Extracted data entries
════

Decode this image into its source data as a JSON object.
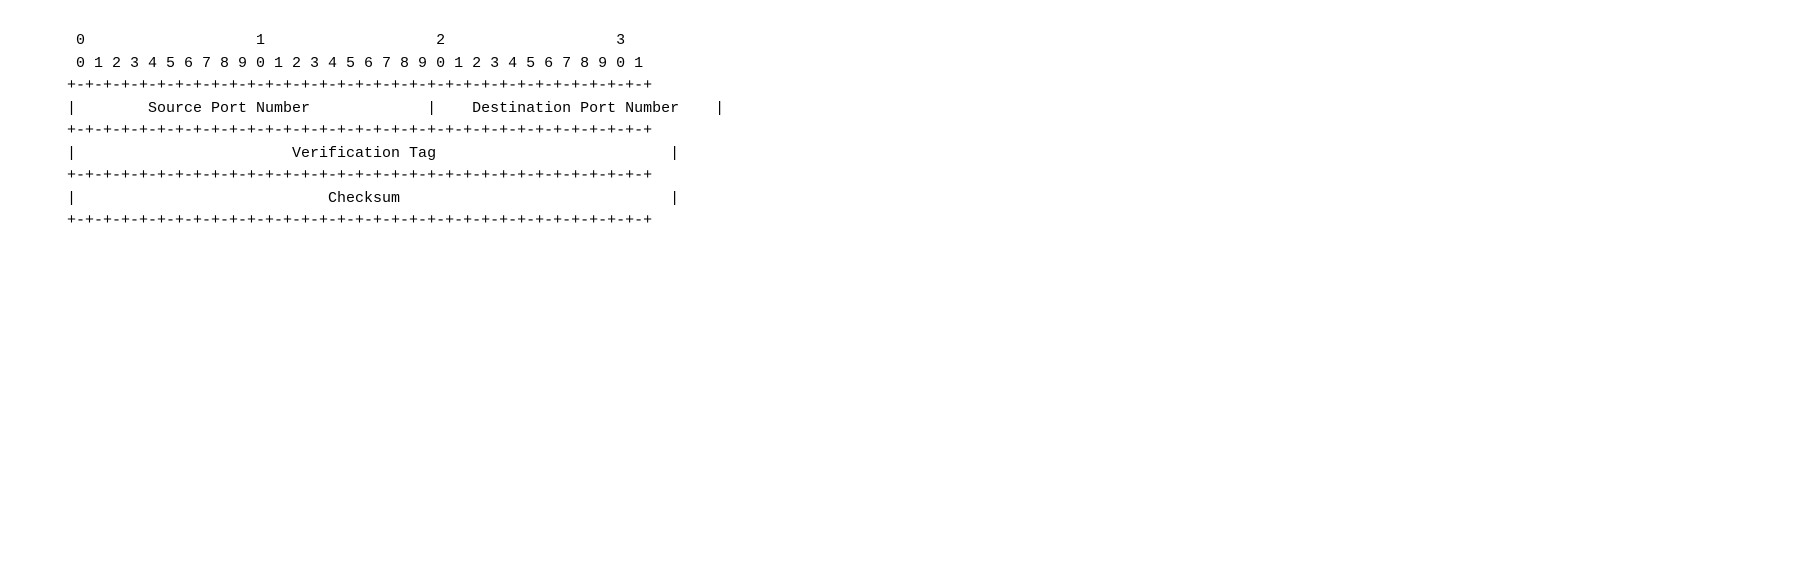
{
  "diagram": {
    "lines": [
      "    0                   1                   2                   3",
      "    0 1 2 3 4 5 6 7 8 9 0 1 2 3 4 5 6 7 8 9 0 1 2 3 4 5 6 7 8 9 0 1",
      "   +-+-+-+-+-+-+-+-+-+-+-+-+-+-+-+-+-+-+-+-+-+-+-+-+-+-+-+-+-+-+-+-+",
      "   |        Source Port Number             |    Destination Port Number    |",
      "   +-+-+-+-+-+-+-+-+-+-+-+-+-+-+-+-+-+-+-+-+-+-+-+-+-+-+-+-+-+-+-+-+",
      "   |                        Verification Tag                          |",
      "   +-+-+-+-+-+-+-+-+-+-+-+-+-+-+-+-+-+-+-+-+-+-+-+-+-+-+-+-+-+-+-+-+",
      "   |                            Checksum                              |",
      "   +-+-+-+-+-+-+-+-+-+-+-+-+-+-+-+-+-+-+-+-+-+-+-+-+-+-+-+-+-+-+-+-+"
    ]
  }
}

════

▸ DIRECTIONS FOR THIS TASK:
Keep the pictures out of your copy, and repeat every entry above exactly.

▸ RESPONSE:
Decode this image into its source data as a JSON object.
{
  "diagram": {
    "lines": [
      "    0                   1                   2                   3",
      "    0 1 2 3 4 5 6 7 8 9 0 1 2 3 4 5 6 7 8 9 0 1 2 3 4 5 6 7 8 9 0 1",
      "   +-+-+-+-+-+-+-+-+-+-+-+-+-+-+-+-+-+-+-+-+-+-+-+-+-+-+-+-+-+-+-+-+",
      "   |        Source Port Number             |    Destination Port Number    |",
      "   +-+-+-+-+-+-+-+-+-+-+-+-+-+-+-+-+-+-+-+-+-+-+-+-+-+-+-+-+-+-+-+-+",
      "   |                        Verification Tag                          |",
      "   +-+-+-+-+-+-+-+-+-+-+-+-+-+-+-+-+-+-+-+-+-+-+-+-+-+-+-+-+-+-+-+-+",
      "   |                            Checksum                              |",
      "   +-+-+-+-+-+-+-+-+-+-+-+-+-+-+-+-+-+-+-+-+-+-+-+-+-+-+-+-+-+-+-+-+"
    ]
  }
}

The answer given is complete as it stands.